▸ RECORD SET
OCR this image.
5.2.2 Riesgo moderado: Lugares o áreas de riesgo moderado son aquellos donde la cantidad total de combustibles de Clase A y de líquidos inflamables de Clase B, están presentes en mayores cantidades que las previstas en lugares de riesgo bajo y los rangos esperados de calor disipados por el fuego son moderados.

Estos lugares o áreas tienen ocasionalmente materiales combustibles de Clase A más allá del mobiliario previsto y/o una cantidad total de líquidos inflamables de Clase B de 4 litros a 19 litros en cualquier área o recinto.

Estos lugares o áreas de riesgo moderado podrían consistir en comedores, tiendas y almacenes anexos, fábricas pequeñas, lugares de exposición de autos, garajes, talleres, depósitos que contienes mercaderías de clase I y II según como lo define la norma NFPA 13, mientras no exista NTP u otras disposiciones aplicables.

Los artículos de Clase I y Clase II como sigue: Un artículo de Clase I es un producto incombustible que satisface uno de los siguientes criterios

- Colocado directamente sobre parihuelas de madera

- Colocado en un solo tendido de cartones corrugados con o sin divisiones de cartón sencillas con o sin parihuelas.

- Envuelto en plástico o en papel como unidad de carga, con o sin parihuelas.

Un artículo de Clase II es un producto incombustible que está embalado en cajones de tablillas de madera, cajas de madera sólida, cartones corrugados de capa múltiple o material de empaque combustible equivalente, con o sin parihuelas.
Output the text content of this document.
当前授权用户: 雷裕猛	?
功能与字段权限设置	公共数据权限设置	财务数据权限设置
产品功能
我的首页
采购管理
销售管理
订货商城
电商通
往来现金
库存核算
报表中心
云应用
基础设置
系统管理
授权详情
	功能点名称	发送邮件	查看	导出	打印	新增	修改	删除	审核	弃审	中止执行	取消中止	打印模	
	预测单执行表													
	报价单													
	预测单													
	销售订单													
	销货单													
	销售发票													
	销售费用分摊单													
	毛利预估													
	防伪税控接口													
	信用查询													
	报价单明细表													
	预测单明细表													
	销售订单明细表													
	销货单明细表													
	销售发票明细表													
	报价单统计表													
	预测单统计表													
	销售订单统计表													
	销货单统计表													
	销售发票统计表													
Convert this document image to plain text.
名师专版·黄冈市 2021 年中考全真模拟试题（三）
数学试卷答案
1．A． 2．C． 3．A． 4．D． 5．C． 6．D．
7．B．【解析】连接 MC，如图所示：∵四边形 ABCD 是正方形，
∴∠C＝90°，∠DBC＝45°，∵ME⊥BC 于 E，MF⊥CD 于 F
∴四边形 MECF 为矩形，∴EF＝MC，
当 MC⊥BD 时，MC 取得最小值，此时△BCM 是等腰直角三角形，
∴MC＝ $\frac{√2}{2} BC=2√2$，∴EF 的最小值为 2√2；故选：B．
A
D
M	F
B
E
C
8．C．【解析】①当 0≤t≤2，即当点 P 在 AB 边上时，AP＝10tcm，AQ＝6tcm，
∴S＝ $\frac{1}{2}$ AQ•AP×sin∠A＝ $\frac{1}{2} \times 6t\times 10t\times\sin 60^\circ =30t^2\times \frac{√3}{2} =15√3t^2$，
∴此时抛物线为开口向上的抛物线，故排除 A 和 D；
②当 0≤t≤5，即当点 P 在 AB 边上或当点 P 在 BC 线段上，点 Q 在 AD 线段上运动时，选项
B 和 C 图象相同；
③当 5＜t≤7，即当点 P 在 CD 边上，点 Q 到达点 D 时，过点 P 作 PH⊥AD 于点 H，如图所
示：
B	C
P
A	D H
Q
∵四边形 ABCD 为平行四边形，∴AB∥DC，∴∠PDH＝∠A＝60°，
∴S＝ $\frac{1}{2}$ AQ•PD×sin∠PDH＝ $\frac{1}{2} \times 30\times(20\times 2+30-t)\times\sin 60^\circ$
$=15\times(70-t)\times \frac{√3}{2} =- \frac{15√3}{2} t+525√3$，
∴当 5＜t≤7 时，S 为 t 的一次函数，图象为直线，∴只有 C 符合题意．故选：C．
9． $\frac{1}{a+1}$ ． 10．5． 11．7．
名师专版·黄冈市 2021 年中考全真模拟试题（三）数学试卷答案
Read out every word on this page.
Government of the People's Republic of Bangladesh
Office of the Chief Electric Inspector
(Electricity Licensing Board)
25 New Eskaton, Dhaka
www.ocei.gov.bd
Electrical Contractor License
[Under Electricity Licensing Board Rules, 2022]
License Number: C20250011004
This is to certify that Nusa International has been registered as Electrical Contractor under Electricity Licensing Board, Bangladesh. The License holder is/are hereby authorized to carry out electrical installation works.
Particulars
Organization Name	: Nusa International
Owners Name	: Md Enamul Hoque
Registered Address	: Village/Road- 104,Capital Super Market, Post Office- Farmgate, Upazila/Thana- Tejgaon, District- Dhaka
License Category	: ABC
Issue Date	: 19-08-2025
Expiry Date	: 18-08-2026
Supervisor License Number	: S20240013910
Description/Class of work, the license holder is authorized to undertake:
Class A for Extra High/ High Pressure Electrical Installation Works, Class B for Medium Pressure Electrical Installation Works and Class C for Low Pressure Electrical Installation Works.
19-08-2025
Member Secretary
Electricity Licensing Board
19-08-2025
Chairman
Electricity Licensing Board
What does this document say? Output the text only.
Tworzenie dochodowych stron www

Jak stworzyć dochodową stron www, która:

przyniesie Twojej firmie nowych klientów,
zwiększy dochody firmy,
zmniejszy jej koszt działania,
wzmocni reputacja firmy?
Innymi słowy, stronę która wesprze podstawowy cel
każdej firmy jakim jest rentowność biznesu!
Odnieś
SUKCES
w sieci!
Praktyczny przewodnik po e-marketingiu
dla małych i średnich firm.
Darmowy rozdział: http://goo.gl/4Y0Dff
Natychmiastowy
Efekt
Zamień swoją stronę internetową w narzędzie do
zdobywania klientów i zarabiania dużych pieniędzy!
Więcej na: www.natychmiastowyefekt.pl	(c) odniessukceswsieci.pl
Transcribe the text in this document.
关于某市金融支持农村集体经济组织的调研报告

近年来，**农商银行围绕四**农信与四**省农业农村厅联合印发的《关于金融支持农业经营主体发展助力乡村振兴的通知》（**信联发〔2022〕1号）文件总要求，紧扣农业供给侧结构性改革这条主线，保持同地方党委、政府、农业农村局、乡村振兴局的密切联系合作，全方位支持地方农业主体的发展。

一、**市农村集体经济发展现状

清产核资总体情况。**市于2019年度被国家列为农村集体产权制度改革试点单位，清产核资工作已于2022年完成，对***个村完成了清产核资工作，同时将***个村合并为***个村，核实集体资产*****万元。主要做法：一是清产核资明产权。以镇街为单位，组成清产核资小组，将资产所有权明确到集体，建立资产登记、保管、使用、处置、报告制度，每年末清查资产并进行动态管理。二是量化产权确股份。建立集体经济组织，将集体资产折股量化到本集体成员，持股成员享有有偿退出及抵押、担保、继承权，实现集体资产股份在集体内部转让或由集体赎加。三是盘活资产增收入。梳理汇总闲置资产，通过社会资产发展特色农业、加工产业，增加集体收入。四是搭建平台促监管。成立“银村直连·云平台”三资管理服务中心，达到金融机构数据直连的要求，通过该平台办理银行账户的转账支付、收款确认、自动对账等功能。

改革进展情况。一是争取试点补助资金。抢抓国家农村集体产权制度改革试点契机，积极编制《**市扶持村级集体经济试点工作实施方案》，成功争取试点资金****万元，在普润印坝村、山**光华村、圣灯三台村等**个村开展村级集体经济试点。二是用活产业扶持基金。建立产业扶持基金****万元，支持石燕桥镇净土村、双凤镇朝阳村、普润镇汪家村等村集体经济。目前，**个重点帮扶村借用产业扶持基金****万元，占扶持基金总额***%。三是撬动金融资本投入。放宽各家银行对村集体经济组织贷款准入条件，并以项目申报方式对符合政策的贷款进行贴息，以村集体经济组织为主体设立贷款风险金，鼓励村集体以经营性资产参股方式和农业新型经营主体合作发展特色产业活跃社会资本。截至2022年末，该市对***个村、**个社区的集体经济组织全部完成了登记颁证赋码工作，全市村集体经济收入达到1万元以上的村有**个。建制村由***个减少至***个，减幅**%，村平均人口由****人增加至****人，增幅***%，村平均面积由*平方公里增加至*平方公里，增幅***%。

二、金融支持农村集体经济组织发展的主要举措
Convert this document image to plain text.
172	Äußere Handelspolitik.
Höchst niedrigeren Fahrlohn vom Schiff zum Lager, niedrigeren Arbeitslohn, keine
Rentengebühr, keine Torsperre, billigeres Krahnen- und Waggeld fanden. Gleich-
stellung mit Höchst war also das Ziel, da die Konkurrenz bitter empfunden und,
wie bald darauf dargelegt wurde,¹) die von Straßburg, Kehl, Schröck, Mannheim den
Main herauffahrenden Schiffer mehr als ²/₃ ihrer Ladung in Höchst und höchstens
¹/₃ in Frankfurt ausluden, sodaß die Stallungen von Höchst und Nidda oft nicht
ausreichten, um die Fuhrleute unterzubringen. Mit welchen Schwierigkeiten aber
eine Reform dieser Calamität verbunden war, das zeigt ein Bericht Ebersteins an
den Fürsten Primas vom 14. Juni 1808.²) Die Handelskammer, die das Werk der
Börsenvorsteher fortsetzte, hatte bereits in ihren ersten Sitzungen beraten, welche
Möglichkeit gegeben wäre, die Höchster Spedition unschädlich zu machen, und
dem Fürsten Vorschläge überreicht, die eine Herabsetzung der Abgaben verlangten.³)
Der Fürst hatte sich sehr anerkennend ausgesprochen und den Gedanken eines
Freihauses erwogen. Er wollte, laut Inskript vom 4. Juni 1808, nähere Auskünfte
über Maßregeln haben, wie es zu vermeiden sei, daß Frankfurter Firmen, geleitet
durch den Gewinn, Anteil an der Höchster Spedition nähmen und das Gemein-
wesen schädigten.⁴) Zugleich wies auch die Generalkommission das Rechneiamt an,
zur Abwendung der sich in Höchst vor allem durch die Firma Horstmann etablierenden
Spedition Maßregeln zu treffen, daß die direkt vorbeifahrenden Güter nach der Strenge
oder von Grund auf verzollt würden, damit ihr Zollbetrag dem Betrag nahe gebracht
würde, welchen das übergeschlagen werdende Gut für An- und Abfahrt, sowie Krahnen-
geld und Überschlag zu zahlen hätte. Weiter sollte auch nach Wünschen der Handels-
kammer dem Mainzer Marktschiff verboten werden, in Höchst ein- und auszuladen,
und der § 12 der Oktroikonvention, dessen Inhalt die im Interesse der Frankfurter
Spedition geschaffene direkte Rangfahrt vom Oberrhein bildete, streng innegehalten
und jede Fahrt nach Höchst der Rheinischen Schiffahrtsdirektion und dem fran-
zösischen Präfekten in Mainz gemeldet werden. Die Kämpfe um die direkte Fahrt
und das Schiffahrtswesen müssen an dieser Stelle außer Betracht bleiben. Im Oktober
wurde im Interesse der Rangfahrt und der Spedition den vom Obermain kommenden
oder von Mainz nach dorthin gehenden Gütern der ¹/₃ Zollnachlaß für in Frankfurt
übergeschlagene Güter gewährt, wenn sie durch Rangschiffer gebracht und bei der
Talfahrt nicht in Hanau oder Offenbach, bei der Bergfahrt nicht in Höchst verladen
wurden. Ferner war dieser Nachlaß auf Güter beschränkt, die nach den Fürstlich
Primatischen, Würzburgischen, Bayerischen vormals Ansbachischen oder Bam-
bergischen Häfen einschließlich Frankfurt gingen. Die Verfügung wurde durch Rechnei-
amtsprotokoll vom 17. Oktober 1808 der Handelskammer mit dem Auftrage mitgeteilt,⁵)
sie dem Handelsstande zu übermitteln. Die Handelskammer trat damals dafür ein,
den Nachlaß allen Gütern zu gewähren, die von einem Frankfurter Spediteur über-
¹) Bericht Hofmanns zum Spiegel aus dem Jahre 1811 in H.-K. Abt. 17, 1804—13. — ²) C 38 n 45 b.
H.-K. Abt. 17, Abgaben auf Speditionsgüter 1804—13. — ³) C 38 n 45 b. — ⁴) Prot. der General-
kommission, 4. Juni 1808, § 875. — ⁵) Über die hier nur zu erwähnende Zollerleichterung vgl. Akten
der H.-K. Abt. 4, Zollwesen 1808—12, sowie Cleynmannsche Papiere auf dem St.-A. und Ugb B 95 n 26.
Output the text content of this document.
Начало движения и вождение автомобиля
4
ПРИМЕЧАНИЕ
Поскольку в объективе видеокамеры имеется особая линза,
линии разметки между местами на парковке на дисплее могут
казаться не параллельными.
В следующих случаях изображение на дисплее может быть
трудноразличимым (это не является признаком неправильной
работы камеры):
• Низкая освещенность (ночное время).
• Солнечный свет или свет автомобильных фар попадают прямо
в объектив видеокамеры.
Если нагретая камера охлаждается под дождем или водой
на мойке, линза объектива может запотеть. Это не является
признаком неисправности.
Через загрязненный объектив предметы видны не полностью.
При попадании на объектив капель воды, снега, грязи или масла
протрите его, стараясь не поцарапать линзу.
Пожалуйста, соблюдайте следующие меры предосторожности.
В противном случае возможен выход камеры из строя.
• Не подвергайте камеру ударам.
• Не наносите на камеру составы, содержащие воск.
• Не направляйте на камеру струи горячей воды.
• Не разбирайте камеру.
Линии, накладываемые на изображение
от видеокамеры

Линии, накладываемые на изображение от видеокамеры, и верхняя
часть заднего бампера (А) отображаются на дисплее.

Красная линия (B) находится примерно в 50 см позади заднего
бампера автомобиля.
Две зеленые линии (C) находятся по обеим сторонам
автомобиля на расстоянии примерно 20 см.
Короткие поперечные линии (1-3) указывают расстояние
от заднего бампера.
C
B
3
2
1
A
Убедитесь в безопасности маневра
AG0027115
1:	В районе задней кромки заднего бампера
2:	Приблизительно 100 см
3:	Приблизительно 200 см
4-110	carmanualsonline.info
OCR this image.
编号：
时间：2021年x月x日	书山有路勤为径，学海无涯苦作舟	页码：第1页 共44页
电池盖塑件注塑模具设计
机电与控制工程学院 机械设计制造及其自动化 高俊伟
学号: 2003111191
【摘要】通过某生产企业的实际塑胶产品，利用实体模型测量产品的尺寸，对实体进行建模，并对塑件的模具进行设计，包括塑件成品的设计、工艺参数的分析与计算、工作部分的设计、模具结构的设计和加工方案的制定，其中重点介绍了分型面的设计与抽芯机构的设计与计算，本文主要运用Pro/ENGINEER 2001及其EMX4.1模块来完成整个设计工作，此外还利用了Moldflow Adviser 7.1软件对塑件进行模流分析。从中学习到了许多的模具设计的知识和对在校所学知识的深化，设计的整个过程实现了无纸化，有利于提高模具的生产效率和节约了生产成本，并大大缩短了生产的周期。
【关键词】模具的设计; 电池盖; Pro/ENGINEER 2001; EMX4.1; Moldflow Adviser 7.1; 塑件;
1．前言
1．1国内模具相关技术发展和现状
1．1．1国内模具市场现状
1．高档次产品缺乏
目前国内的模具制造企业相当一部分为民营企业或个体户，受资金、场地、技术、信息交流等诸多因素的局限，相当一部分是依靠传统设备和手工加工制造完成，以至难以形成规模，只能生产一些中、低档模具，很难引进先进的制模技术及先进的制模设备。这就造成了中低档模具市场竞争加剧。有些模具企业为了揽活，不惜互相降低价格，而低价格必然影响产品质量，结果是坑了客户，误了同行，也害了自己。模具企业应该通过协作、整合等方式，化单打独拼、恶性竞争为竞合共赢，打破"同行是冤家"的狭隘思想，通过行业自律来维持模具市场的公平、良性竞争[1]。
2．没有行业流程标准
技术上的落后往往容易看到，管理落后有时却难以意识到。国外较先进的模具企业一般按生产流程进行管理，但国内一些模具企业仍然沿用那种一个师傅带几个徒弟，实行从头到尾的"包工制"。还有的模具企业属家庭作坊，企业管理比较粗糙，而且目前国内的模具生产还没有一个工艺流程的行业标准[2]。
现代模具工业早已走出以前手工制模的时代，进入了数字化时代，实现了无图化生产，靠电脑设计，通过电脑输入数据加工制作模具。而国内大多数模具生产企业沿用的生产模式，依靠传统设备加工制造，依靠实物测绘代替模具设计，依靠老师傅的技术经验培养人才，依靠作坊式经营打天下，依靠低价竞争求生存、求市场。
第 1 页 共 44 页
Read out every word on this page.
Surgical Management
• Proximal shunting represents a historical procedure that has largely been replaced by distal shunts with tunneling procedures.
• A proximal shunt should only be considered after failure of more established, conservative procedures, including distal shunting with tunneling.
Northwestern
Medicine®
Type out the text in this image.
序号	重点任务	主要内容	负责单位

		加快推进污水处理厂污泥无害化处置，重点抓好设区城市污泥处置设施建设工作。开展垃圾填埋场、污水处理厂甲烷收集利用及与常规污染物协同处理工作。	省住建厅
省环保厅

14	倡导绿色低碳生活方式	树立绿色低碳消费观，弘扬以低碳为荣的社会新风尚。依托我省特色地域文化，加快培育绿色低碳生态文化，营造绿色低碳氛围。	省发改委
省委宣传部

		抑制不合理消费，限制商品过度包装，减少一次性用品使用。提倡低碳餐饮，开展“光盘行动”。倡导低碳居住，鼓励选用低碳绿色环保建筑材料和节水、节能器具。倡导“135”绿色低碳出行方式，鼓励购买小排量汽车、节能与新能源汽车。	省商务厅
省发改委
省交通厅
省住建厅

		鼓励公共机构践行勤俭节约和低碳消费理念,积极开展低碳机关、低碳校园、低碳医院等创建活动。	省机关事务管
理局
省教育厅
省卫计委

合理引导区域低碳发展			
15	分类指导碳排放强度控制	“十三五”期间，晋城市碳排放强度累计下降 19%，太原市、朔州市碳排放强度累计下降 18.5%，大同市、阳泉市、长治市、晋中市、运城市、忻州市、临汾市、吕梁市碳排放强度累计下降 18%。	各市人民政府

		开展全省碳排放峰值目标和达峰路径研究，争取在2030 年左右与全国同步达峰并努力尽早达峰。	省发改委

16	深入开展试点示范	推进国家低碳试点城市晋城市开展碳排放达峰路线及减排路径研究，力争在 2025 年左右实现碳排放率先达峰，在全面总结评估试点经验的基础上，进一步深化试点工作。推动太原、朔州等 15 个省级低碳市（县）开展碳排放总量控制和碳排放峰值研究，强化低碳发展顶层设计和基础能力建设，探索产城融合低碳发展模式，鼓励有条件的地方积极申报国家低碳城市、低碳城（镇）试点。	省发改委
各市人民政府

▸ GIVEN TASK
Tell how many lines include "省住建厅". The number is the whole answer.

▸ SOLUTION FOR THIS TASK
2